### [Directive]
Report each line of the data that has "text" somewhere in it.

### [Material provided]
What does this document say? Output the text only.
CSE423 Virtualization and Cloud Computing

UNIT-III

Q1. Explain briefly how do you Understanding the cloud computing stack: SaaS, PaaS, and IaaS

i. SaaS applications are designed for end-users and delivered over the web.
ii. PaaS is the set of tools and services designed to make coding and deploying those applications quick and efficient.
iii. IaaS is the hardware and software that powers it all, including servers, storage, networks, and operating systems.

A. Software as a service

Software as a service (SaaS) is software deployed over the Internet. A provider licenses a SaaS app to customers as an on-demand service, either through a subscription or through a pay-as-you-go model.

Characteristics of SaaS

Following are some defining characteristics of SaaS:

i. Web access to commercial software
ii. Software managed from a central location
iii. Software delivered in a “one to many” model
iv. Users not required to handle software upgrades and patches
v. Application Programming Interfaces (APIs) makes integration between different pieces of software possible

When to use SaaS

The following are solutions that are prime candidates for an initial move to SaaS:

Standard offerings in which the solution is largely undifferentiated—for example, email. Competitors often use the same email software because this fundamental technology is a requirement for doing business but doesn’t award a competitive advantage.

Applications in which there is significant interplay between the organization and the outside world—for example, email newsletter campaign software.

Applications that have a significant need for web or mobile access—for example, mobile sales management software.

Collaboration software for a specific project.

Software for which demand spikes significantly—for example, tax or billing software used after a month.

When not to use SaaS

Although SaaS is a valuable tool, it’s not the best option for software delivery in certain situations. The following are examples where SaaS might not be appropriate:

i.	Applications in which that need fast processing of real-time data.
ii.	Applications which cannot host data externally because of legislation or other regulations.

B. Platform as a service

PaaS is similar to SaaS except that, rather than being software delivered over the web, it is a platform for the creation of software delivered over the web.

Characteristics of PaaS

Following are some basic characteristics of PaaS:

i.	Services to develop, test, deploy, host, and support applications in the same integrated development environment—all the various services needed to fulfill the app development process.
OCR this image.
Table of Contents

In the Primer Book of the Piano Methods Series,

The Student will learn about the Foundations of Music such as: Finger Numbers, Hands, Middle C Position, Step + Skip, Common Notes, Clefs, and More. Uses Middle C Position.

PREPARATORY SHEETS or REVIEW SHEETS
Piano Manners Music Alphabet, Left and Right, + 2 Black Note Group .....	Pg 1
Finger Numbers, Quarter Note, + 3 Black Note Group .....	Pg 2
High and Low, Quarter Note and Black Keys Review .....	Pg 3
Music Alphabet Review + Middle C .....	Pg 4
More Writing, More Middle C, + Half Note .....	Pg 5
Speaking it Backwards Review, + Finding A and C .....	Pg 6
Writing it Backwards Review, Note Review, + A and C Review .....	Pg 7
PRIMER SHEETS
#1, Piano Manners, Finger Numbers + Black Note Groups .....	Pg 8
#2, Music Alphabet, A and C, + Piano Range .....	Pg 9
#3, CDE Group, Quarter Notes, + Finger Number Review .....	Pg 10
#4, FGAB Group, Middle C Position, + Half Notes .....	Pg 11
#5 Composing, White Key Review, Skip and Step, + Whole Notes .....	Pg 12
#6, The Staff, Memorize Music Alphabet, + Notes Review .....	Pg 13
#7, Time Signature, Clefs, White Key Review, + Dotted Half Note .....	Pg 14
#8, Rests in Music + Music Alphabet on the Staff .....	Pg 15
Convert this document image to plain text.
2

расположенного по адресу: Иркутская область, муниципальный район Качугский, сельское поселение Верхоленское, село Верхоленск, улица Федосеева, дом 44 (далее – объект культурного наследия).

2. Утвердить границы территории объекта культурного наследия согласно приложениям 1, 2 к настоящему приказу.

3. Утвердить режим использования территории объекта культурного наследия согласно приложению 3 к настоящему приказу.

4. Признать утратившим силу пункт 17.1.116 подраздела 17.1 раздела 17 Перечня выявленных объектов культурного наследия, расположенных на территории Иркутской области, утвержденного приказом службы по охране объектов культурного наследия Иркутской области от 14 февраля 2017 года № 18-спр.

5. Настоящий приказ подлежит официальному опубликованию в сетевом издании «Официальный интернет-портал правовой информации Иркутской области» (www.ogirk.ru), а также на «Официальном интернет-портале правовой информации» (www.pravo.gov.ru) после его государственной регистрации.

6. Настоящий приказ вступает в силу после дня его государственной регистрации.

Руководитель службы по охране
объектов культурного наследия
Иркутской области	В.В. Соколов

### [Exercise result]
What does this document say? Output the text only.
Convert this document image to plain text.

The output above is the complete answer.